§ To be done: Set down the material below in full, matching it exactly.

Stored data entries
#####

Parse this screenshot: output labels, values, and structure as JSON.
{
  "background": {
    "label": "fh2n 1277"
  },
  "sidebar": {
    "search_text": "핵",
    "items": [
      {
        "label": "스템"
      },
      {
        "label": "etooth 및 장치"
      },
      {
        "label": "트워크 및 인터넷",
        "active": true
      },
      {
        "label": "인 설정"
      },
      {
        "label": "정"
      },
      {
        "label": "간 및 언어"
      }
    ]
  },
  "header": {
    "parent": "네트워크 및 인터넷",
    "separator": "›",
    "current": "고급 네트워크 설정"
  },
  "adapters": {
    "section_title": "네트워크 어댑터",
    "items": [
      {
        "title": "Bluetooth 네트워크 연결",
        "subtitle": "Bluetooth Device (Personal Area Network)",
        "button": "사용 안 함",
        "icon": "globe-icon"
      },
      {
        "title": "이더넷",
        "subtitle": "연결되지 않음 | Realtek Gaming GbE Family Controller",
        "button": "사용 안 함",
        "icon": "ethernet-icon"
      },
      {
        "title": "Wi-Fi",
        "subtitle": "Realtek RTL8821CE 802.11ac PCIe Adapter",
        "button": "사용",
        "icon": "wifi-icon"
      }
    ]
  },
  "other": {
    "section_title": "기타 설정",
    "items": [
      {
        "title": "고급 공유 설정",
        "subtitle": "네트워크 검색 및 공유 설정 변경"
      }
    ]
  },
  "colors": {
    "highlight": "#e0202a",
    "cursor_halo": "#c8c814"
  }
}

#####

§ The answer:
Parse this screenshot: output labels, values, and structure as JSON.
{
  "background": {
    "label": "fh2n 1277"
  },
  "sidebar": {
    "search_text": "핵",
    "items": [
      {
        "label": "스템"
      },
      {
        "label": "etooth 및 장치"
      },
      {
        "label": "트워크 및 인터넷",
        "active": true
      },
      {
        "label": "인 설정"
      },
      {
        "label": "정"
      },
      {
        "label": "간 및 언어"
      }
    ]
  },
  "header": {
    "parent": "네트워크 및 인터넷",
    "separator": "›",
    "current": "고급 네트워크 설정"
  },
  "adapters": {
    "section_title": "네트워크 어댑터",
    "items": [
      {
        "title": "Bluetooth 네트워크 연결",
        "subtitle": "Bluetooth Device (Personal Area Network)",
        "button": "사용 안 함",
        "icon": "globe-icon"
      },
      {
        "title": "이더넷",
        "subtitle": "연결되지 않음 | Realtek Gaming GbE Family Controller",
        "button": "사용 안 함",
        "icon": "ethernet-icon"
      },
      {
        "title": "Wi-Fi",
        "subtitle": "Realtek RTL8821CE 802.11ac PCIe Adapter",
        "button": "사용",
        "icon": "wifi-icon"
      }
    ]
  },
  "other": {
    "section_title": "기타 설정",
    "items": [
      {
        "title": "고급 공유 설정",
        "subtitle": "네트워크 검색 및 공유 설정 변경"
      }
    ]
  },
  "colors": {
    "highlight": "#e0202a",
    "cursor_halo": "#c8c814"
  }
}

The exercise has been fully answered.